INPUT FOR THIS TASK ▸
▬▬▬

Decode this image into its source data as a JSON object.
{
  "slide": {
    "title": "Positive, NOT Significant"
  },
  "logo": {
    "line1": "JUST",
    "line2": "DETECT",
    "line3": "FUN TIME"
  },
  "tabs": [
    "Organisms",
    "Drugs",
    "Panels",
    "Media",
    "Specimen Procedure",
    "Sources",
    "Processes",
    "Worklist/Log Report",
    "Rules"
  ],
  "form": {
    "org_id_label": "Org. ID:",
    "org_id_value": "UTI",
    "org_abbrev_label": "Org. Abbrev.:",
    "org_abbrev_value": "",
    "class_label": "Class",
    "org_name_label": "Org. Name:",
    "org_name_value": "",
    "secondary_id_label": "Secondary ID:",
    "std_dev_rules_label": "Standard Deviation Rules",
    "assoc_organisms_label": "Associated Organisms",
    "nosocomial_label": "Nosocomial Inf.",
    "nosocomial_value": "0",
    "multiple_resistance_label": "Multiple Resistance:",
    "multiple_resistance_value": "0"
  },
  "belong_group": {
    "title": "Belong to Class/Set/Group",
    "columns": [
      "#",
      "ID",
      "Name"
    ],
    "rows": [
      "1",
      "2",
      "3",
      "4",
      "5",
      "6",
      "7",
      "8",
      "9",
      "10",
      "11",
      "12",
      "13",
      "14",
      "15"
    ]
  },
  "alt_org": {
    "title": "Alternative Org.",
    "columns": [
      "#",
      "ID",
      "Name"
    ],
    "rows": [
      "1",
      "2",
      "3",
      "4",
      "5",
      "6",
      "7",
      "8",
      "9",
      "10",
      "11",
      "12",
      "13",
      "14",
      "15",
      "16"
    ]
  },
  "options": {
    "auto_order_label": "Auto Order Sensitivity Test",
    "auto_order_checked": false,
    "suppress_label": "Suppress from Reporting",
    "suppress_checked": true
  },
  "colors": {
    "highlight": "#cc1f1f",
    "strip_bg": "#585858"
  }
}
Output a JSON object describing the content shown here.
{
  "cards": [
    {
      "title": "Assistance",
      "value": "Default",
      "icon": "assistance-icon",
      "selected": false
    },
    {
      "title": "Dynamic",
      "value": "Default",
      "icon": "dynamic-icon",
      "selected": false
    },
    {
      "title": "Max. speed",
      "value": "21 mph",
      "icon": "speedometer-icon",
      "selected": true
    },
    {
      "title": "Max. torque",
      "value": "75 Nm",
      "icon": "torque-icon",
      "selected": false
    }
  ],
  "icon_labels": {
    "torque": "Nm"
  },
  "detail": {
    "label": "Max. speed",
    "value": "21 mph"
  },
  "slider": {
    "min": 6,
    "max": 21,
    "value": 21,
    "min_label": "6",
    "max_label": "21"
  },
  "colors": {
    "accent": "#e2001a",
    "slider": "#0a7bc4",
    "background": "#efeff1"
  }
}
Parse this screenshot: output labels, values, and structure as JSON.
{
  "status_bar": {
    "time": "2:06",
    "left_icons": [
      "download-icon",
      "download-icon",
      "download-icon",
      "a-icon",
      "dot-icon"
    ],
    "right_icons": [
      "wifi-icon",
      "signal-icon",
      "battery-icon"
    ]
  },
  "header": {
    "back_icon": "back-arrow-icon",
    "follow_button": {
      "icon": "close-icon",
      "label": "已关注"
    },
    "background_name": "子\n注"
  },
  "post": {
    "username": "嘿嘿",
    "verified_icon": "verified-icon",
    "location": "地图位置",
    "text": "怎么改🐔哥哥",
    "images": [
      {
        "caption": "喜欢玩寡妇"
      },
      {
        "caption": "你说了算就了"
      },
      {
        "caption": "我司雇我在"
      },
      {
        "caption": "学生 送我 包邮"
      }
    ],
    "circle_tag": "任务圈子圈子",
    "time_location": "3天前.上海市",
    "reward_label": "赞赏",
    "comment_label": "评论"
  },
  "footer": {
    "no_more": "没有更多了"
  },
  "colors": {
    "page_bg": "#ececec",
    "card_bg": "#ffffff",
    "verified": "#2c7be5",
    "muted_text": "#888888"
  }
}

▬▬▬

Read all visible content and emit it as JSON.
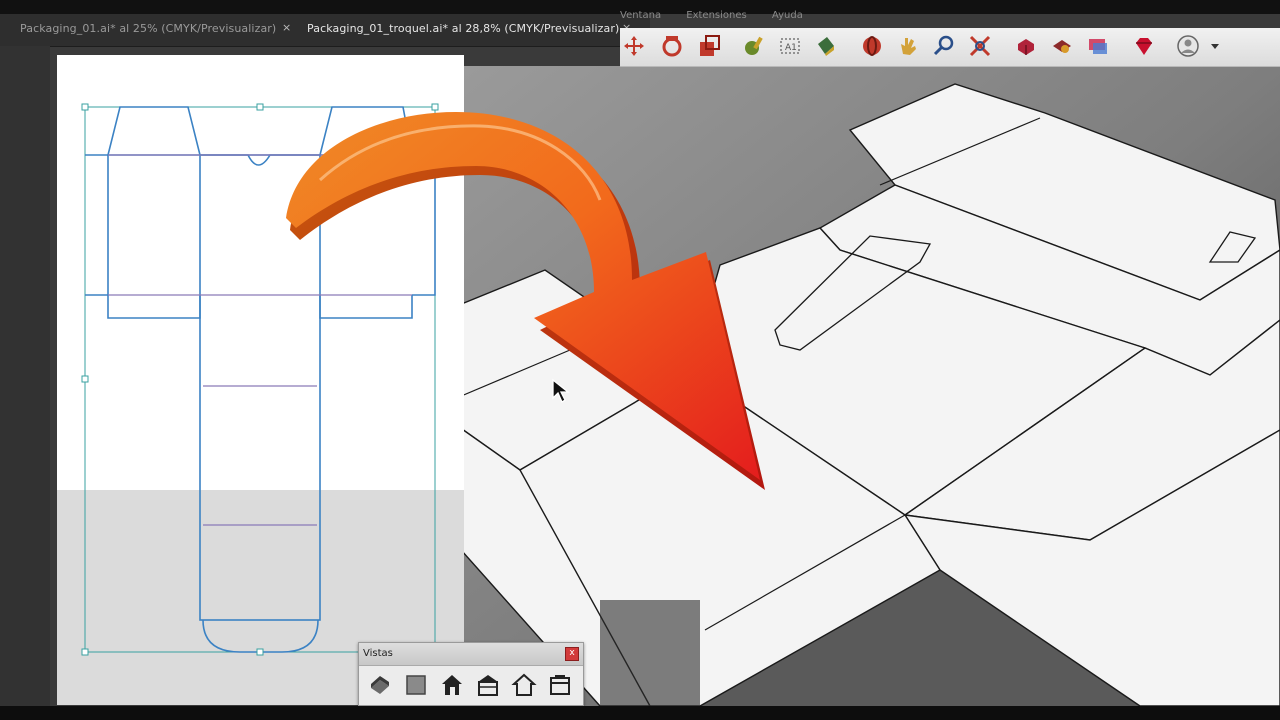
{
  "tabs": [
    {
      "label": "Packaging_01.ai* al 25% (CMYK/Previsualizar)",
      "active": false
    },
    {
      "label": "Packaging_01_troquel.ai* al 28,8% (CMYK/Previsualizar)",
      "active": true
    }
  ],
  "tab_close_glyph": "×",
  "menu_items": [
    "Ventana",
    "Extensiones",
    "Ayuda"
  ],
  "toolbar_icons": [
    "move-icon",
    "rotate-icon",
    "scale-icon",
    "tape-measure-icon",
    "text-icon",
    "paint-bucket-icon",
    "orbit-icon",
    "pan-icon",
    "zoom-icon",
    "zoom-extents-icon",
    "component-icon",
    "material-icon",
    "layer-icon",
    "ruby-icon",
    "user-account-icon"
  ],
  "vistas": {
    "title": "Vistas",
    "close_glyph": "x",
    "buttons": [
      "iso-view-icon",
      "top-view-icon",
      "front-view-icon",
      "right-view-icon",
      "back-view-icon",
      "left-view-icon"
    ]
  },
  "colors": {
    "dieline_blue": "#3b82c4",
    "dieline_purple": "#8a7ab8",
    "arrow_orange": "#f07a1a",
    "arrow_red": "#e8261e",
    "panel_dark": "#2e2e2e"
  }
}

▬▬▬

EXERCISE REQUIREMENTS ▸
Of the lines in the material, how many include "true"? Respond with the number alone.

SOLUTION TO THE EXERCISE ▸
3